* Exercise: Please find every line in the records below that contains the word "three", and copy it.

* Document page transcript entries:
┄┄┄┄┄┄

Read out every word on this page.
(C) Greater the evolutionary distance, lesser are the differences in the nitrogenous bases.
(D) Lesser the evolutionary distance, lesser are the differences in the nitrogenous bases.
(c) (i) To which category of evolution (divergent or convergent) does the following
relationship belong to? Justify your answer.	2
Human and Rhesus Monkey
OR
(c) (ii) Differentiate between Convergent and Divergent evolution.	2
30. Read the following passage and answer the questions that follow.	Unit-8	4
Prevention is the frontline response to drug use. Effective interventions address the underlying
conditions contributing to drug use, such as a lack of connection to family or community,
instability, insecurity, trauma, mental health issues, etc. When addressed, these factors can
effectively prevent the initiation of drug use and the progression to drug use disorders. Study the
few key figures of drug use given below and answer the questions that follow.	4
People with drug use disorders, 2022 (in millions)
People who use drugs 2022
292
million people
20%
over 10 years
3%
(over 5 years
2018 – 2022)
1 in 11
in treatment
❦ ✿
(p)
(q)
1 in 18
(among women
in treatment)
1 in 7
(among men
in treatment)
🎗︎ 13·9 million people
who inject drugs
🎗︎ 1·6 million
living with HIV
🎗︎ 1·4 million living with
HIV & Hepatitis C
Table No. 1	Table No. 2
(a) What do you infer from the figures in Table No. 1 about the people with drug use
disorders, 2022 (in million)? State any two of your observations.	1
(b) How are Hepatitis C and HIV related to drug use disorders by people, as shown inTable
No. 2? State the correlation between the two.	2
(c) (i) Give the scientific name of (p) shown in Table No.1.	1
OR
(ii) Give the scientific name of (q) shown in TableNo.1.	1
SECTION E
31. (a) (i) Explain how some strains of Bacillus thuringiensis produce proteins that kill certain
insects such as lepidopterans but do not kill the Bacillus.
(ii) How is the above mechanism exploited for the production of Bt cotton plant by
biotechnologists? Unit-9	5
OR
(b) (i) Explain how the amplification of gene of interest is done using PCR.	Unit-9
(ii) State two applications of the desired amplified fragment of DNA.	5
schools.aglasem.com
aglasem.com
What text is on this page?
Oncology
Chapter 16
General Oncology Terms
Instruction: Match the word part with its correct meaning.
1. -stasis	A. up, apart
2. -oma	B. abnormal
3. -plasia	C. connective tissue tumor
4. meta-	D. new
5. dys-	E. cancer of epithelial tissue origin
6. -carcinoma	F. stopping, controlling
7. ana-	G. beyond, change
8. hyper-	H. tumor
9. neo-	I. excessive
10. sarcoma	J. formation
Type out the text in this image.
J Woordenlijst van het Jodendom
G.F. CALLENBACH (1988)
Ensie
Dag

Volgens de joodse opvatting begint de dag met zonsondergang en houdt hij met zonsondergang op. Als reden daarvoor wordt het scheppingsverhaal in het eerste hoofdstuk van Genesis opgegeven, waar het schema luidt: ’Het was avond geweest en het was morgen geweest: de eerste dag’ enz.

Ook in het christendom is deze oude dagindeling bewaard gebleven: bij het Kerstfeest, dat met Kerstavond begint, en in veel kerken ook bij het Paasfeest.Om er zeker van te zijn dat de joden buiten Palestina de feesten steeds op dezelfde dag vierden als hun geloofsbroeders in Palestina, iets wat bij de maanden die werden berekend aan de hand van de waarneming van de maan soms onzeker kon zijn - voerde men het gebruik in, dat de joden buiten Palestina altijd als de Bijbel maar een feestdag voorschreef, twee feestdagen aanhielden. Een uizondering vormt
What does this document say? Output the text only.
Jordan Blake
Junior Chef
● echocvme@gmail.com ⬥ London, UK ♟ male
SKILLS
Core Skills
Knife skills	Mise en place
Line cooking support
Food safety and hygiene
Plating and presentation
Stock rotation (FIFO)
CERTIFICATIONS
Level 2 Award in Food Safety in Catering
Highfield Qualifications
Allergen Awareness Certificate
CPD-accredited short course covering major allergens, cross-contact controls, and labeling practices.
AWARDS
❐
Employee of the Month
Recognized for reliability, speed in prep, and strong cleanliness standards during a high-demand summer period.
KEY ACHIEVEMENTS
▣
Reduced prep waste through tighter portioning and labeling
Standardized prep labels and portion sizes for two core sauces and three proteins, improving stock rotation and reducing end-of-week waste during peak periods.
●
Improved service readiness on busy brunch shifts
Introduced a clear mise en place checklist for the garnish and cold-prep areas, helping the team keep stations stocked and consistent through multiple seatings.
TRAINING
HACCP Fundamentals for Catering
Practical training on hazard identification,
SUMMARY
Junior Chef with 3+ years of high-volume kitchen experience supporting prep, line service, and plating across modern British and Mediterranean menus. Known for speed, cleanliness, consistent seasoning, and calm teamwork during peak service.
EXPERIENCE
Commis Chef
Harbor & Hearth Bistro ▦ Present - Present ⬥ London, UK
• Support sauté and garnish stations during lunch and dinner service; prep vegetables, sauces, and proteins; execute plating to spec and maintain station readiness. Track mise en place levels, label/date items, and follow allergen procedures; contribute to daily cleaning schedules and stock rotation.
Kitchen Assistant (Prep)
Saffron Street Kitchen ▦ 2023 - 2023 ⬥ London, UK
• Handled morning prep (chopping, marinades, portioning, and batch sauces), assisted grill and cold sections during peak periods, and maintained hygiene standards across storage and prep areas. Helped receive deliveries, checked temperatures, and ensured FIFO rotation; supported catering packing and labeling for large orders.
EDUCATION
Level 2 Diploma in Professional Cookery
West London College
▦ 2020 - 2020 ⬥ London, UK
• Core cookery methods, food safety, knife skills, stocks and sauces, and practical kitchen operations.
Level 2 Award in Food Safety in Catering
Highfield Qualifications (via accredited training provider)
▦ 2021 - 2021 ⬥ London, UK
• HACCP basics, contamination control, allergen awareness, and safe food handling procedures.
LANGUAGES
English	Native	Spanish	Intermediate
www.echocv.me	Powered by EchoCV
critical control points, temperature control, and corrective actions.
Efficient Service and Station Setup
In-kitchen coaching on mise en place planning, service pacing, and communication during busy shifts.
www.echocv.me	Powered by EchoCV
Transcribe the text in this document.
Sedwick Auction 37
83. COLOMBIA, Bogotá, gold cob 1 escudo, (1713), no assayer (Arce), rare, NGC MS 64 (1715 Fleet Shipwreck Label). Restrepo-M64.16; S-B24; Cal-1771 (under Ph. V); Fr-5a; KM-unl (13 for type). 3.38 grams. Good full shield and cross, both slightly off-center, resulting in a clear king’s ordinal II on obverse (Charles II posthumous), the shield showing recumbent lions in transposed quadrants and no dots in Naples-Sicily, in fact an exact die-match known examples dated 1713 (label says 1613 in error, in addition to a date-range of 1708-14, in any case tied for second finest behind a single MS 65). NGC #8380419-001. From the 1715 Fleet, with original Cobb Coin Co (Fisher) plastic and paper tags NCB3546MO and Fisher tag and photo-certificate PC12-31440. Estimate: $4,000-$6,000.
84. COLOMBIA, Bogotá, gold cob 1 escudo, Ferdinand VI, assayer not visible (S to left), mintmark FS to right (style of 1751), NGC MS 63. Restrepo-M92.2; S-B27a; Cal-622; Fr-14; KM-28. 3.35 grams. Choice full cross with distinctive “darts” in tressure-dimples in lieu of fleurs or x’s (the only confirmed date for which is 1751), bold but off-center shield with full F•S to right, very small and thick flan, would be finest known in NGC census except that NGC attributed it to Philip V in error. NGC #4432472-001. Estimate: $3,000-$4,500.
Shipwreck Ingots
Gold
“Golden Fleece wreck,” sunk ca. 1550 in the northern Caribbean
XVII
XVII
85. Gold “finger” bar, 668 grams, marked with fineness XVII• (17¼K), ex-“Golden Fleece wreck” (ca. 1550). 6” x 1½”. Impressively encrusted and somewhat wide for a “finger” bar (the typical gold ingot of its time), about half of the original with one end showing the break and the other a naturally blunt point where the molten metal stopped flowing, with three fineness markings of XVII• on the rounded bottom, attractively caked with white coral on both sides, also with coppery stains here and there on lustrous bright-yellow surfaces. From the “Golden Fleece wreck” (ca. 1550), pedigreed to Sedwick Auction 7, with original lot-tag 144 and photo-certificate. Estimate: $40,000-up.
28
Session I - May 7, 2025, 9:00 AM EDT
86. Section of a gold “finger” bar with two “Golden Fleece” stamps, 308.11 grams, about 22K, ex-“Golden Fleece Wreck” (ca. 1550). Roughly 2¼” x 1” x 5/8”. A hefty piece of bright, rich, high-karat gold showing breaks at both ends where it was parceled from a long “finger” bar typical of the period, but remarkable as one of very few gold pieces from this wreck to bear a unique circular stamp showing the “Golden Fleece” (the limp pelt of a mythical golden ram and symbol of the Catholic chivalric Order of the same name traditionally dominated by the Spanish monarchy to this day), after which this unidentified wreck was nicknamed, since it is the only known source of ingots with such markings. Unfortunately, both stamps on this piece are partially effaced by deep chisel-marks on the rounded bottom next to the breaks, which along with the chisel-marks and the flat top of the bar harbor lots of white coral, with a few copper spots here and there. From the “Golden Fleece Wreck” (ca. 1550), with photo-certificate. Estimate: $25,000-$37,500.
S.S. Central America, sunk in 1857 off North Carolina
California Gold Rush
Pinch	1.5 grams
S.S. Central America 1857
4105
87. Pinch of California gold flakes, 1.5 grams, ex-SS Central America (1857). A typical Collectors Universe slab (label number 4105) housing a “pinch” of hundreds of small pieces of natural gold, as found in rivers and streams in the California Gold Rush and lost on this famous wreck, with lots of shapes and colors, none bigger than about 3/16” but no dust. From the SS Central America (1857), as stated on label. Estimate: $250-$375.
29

┄┄┄┄┄┄

* The completed task:
Standardized prep labels and portion sizes for two core sauces and three proteins, improving stock rotation and reducing end-of-week waste during peak periods.
85. Gold “finger” bar, 668 grams, marked with fineness XVII• (17¼K), ex-“Golden Fleece wreck” (ca. 1550). 6” x 1½”. Impressively encrusted and somewhat wide for a “finger” bar (the typical gold ingot of its time), about half of the original with one end showing the break and the other a naturally blunt point where the molten metal stopped flowing, with three fineness markings of XVII• on the rounded bottom, attractively caked with white coral on both sides, also with coppery stains here and there on lustrous bright-yellow surfaces. From the “Golden Fleece wreck” (ca. 1550), pedigreed to Sedwick Auction 7, with original lot-tag 144 and photo-certificate. Estimate: $40,000-up.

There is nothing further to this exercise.